**Written problem:** Reproduce the entries in full, with no changes.

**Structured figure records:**
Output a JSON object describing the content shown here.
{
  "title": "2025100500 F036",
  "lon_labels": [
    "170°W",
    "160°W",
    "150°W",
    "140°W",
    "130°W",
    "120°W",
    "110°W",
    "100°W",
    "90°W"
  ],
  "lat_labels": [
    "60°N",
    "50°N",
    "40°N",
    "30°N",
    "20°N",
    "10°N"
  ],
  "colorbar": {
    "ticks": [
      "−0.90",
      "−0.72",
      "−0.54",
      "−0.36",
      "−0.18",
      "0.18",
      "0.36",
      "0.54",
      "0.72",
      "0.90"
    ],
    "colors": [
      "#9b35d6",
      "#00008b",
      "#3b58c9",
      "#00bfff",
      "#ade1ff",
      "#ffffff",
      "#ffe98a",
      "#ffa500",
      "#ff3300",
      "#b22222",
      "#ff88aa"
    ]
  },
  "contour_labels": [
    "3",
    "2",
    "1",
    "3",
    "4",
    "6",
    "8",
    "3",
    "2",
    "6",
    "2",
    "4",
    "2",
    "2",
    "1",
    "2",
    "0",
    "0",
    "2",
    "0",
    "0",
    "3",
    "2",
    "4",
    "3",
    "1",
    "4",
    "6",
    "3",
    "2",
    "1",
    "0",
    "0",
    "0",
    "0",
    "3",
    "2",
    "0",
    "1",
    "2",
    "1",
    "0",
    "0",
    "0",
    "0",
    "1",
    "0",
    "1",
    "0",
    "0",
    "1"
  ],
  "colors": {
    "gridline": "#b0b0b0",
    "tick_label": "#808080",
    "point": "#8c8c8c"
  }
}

**Exercise answer:**
Output a JSON object describing the content shown here.
{
  "title": "2025100500 F036",
  "lon_labels": [
    "170°W",
    "160°W",
    "150°W",
    "140°W",
    "130°W",
    "120°W",
    "110°W",
    "100°W",
    "90°W"
  ],
  "lat_labels": [
    "60°N",
    "50°N",
    "40°N",
    "30°N",
    "20°N",
    "10°N"
  ],
  "colorbar": {
    "ticks": [
      "−0.90",
      "−0.72",
      "−0.54",
      "−0.36",
      "−0.18",
      "0.18",
      "0.36",
      "0.54",
      "0.72",
      "0.90"
    ],
    "colors": [
      "#9b35d6",
      "#00008b",
      "#3b58c9",
      "#00bfff",
      "#ade1ff",
      "#ffffff",
      "#ffe98a",
      "#ffa500",
      "#ff3300",
      "#b22222",
      "#ff88aa"
    ]
  },
  "contour_labels": [
    "3",
    "2",
    "1",
    "3",
    "4",
    "6",
    "8",
    "3",
    "2",
    "6",
    "2",
    "4",
    "2",
    "2",
    "1",
    "2",
    "0",
    "0",
    "2",
    "0",
    "0",
    "3",
    "2",
    "4",
    "3",
    "1",
    "4",
    "6",
    "3",
    "2",
    "1",
    "0",
    "0",
    "0",
    "0",
    "3",
    "2",
    "0",
    "1",
    "2",
    "1",
    "0",
    "0",
    "0",
    "0",
    "1",
    "0",
    "1",
    "0",
    "0",
    "1"
  ],
  "colors": {
    "gridline": "#b0b0b0",
    "tick_label": "#808080",
    "point": "#8c8c8c"
  }
}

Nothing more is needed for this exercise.